The problem
Say how many lines include the word "named", using only a number.

Exercise input
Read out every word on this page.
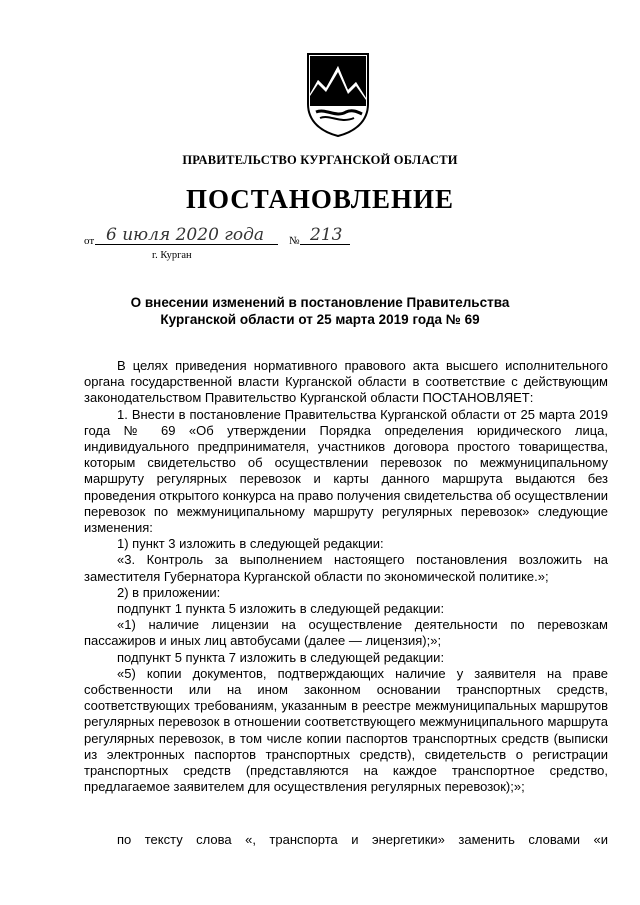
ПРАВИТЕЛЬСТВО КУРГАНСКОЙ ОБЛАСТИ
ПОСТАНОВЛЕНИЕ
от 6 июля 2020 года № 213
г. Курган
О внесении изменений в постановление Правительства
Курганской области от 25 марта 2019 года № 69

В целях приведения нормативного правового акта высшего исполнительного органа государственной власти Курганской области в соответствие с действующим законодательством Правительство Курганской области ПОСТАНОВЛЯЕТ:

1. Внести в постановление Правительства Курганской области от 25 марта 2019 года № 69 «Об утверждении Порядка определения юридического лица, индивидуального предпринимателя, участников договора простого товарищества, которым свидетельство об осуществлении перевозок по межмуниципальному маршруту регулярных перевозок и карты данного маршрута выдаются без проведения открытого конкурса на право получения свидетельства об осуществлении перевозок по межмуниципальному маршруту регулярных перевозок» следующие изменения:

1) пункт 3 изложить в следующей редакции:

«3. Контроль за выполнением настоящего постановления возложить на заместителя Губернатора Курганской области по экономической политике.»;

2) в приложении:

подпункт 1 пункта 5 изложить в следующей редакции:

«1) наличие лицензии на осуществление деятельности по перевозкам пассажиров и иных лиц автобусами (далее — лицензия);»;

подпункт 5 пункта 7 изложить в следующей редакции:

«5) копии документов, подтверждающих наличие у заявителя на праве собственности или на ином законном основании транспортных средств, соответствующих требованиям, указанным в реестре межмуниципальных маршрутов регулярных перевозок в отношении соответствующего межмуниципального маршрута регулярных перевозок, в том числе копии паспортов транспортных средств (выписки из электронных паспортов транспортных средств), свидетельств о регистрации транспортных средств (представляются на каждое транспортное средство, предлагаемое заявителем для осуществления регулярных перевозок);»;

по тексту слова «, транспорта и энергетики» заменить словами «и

...

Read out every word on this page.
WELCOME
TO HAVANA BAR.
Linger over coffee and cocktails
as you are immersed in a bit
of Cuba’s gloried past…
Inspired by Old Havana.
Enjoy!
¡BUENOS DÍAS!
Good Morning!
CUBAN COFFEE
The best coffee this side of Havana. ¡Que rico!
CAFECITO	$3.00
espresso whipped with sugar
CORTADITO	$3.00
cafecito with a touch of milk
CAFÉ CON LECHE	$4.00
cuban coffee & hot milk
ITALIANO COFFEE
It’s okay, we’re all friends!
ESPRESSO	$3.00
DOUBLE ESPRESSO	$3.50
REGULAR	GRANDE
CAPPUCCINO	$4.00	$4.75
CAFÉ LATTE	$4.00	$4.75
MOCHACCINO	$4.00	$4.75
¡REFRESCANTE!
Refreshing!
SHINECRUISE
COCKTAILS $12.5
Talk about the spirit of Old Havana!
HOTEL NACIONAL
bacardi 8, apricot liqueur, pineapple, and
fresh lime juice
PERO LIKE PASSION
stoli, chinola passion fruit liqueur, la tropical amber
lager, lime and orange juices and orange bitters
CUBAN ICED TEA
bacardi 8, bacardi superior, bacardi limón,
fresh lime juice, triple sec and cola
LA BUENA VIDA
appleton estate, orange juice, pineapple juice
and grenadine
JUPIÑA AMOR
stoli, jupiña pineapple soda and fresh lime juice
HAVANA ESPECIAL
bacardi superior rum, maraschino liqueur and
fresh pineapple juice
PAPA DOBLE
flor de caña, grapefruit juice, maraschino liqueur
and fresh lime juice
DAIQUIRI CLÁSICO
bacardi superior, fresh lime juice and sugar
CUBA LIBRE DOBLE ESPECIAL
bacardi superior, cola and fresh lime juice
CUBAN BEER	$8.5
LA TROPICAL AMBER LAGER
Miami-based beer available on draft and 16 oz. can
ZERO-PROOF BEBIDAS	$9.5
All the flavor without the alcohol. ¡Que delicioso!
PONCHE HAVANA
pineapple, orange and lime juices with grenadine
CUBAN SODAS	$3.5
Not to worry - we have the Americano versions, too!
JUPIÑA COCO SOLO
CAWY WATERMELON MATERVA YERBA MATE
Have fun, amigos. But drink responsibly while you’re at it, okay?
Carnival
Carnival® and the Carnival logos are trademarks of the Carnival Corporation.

...

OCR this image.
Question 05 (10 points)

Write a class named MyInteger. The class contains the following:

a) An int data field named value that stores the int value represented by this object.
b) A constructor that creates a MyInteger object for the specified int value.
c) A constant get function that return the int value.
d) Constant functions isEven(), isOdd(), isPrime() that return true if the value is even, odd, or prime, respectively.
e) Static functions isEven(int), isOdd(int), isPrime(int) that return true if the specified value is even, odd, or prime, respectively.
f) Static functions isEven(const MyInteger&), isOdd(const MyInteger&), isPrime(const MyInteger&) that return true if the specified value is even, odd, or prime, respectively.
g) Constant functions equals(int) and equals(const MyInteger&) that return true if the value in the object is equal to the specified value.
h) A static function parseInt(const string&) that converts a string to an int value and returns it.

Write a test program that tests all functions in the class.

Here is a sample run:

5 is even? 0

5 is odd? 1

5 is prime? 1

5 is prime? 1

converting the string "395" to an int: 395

Task response
2